▶ [Exercise description]:
Copy each line that contains the string "faire".

▶ [Given entries]:
-------
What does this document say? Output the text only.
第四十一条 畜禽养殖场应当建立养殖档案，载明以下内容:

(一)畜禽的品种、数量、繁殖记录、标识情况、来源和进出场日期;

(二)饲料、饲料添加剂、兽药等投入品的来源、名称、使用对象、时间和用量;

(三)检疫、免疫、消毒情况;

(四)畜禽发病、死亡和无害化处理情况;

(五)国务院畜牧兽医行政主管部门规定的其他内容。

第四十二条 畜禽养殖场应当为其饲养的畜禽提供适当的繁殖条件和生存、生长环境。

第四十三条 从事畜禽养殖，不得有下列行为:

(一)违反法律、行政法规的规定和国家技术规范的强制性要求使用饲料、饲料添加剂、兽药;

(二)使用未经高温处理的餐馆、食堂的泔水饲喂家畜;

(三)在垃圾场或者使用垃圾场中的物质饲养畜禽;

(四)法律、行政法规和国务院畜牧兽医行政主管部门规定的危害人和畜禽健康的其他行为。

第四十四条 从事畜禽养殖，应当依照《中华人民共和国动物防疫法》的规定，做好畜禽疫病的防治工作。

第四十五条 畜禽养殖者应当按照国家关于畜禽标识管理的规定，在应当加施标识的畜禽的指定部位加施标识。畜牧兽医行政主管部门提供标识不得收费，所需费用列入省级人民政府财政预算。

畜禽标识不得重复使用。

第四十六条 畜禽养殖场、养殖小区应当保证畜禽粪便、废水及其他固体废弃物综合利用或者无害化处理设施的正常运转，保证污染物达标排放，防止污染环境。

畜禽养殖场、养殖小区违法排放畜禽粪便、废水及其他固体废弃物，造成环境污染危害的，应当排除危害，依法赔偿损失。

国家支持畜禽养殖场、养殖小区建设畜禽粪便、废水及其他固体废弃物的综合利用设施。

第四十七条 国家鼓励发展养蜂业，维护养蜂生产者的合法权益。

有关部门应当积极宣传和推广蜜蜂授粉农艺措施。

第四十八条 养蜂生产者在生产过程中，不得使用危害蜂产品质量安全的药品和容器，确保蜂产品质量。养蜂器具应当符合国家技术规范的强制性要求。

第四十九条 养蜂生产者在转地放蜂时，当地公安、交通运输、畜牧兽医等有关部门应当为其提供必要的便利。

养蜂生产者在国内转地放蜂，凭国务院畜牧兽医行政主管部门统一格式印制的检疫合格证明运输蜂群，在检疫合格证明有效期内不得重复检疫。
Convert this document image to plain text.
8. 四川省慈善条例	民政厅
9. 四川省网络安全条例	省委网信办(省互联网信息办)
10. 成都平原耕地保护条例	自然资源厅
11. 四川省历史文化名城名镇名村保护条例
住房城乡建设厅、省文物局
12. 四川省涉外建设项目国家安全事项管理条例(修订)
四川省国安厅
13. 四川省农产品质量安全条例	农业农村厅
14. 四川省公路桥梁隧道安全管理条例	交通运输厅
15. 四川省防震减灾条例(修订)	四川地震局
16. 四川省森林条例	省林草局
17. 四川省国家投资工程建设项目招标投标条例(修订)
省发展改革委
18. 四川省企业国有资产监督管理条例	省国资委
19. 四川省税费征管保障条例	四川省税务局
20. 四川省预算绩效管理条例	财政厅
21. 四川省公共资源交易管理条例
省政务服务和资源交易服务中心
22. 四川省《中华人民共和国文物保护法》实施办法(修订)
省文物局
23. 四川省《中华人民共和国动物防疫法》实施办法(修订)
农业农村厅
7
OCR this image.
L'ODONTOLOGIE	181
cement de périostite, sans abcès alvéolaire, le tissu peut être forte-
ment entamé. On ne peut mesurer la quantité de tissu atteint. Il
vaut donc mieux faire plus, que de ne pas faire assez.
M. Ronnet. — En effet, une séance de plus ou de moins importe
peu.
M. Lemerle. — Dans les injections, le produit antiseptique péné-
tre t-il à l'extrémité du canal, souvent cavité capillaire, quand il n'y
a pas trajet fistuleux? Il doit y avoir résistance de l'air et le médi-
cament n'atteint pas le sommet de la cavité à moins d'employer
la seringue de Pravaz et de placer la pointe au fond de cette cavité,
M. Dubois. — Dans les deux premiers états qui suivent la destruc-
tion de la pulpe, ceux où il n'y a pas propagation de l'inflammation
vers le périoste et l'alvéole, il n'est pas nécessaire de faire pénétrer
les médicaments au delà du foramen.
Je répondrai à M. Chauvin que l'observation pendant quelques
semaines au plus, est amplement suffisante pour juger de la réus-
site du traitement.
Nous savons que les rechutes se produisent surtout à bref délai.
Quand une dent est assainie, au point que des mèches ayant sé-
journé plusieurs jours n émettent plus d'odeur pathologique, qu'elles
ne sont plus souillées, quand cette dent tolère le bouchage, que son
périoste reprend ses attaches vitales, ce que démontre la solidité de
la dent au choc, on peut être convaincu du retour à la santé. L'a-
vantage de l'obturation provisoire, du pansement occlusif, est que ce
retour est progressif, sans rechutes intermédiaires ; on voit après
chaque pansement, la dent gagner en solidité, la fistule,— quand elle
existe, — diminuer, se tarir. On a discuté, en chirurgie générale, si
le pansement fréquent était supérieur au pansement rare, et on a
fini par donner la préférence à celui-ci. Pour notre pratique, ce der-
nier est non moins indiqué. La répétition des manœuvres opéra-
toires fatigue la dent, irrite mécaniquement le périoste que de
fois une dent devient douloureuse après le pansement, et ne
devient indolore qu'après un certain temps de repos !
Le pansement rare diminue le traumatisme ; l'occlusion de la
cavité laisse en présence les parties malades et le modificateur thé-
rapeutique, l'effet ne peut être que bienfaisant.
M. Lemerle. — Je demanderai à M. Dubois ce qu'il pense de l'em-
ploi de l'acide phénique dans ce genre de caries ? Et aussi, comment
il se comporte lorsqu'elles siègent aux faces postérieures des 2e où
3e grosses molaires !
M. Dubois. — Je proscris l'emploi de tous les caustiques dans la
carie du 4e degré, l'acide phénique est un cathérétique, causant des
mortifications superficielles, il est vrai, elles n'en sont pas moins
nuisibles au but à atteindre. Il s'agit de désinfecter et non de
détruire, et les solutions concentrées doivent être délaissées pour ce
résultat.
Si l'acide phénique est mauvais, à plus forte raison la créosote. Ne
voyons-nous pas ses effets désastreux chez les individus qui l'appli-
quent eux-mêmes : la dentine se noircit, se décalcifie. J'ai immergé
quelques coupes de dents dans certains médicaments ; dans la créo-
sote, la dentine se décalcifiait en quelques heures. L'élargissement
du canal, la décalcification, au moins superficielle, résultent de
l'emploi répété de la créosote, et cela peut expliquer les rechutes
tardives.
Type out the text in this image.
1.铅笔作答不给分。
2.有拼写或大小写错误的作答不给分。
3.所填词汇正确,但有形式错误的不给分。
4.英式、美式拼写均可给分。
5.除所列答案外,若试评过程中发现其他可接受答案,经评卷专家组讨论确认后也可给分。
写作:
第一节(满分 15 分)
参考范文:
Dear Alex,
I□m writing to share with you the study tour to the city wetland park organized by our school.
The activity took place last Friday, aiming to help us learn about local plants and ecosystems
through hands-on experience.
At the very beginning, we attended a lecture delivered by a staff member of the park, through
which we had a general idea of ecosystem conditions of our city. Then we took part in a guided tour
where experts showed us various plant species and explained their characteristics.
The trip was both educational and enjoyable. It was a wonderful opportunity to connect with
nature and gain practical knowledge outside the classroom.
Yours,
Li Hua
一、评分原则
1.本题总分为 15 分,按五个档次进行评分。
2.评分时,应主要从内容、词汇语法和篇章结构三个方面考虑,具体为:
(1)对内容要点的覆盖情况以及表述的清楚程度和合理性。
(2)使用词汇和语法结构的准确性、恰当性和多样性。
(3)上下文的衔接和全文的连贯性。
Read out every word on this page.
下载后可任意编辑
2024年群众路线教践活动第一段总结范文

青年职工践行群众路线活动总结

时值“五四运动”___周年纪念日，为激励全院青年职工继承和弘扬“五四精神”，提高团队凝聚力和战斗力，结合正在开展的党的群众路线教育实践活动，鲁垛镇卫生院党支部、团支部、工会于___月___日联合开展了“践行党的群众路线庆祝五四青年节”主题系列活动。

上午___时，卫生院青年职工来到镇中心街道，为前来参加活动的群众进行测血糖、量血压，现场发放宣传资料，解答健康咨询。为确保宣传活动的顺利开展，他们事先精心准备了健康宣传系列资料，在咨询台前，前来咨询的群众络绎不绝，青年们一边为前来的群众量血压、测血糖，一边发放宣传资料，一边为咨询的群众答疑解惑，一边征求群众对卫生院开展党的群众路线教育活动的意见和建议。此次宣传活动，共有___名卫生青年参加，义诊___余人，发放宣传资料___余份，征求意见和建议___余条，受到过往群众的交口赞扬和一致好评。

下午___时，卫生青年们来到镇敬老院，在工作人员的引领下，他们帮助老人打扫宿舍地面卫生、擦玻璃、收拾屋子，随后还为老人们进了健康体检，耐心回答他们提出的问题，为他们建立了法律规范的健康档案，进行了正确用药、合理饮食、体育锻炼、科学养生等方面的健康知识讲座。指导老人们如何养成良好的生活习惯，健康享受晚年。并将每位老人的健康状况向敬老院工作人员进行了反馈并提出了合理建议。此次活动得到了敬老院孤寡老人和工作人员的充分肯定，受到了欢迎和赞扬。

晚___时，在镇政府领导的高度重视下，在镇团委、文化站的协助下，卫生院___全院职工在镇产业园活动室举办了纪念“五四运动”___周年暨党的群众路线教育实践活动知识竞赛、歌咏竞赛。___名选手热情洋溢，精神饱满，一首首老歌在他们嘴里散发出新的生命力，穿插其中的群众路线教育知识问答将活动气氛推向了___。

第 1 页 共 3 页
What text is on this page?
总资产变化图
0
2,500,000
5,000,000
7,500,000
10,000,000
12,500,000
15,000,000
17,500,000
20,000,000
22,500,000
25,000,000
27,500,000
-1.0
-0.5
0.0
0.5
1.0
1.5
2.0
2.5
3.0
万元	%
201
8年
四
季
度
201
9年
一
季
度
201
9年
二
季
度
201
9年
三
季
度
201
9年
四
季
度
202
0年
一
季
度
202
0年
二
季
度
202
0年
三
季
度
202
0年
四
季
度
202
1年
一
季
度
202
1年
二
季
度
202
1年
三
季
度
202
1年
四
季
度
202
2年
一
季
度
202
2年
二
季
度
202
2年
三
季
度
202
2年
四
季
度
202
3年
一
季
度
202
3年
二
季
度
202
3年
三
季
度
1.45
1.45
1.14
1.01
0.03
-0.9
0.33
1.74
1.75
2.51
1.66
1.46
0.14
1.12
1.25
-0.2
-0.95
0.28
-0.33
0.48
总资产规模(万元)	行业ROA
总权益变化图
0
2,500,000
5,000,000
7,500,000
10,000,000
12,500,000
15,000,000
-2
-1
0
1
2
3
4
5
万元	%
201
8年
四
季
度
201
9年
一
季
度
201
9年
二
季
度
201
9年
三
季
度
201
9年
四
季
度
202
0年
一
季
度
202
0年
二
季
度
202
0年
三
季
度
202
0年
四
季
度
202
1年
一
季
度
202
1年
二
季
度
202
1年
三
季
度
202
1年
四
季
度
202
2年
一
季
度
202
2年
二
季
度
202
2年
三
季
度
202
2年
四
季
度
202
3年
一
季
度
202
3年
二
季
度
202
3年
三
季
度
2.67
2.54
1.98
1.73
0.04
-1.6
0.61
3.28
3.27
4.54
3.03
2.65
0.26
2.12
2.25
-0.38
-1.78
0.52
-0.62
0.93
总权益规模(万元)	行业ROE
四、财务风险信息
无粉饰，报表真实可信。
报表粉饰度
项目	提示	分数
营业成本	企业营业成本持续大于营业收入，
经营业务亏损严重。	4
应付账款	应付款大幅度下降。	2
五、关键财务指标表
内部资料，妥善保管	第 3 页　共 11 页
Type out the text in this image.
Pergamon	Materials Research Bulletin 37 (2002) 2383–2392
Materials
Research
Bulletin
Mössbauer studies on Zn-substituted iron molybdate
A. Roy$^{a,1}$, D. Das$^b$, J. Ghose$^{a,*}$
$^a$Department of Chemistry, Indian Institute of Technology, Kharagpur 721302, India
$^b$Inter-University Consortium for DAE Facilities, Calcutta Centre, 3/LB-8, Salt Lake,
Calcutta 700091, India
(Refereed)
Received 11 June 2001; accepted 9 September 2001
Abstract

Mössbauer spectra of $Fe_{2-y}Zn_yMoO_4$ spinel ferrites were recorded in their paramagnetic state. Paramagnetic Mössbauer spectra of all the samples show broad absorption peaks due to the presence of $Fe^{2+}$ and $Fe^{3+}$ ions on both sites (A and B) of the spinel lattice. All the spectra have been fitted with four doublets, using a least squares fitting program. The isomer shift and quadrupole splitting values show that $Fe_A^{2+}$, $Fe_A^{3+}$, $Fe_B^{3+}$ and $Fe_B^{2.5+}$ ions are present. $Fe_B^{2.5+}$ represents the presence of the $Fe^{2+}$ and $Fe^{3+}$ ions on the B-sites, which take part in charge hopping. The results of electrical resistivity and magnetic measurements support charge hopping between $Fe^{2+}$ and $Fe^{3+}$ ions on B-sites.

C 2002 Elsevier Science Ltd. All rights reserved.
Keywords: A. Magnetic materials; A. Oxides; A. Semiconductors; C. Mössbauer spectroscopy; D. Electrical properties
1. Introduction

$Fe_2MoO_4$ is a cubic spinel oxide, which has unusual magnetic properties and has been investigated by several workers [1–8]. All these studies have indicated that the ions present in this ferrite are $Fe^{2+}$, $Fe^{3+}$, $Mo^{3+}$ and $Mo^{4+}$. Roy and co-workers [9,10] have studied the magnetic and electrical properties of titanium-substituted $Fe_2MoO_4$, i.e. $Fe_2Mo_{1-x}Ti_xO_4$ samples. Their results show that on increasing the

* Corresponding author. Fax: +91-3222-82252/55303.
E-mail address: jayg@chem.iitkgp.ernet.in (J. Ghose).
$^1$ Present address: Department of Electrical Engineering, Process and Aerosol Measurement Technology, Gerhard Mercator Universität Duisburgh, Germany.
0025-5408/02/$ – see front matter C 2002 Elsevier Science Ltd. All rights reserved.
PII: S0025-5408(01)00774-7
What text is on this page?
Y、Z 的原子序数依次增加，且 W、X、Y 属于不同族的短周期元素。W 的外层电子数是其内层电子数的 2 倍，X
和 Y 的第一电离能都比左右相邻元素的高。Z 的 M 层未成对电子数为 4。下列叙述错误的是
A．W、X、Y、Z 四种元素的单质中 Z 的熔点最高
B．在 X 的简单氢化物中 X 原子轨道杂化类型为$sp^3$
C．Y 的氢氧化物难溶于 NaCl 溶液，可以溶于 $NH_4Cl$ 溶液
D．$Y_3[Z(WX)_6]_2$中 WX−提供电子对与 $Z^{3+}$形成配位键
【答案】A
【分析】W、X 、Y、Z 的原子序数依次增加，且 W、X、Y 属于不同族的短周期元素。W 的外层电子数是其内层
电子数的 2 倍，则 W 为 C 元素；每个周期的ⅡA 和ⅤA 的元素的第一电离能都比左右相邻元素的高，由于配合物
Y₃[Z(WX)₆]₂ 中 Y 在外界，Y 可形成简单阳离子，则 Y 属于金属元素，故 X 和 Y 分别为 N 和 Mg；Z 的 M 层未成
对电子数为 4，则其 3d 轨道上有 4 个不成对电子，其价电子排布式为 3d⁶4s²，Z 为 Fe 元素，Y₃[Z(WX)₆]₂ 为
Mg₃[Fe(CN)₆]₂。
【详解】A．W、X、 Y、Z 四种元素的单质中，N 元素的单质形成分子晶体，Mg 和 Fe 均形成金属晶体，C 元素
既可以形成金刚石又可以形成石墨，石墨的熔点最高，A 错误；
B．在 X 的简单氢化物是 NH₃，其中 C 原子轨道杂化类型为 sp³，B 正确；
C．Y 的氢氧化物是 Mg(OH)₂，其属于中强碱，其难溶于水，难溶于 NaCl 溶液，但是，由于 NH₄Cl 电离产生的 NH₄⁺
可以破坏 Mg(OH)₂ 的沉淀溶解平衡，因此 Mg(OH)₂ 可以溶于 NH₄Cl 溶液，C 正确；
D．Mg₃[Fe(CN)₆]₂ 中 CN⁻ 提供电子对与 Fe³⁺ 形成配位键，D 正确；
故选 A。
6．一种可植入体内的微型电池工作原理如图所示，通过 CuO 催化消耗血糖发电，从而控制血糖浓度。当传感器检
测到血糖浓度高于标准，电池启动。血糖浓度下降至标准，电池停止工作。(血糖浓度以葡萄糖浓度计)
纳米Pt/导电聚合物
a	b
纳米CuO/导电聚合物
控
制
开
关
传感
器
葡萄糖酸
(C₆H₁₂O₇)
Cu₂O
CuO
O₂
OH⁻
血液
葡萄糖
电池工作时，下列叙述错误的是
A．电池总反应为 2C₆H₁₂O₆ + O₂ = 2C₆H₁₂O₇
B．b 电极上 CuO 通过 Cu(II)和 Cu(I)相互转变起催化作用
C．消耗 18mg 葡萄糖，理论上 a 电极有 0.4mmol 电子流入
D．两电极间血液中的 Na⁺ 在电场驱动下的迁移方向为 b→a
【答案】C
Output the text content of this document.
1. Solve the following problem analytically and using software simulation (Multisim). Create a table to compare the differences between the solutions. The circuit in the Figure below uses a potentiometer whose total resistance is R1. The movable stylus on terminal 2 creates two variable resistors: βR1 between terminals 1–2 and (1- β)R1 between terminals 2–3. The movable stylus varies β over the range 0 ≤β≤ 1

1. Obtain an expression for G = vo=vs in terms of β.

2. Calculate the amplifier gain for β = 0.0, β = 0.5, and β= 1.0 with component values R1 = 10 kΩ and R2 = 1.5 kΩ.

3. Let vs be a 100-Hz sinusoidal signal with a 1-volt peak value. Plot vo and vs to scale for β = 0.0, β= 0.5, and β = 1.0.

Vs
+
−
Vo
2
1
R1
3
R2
-------
▶ [Exercise result]:
vaut donc mieux faire plus, que de ne pas faire assez.
vers le périoste et l'alvéole, il n'est pas nécessaire de faire pénétrer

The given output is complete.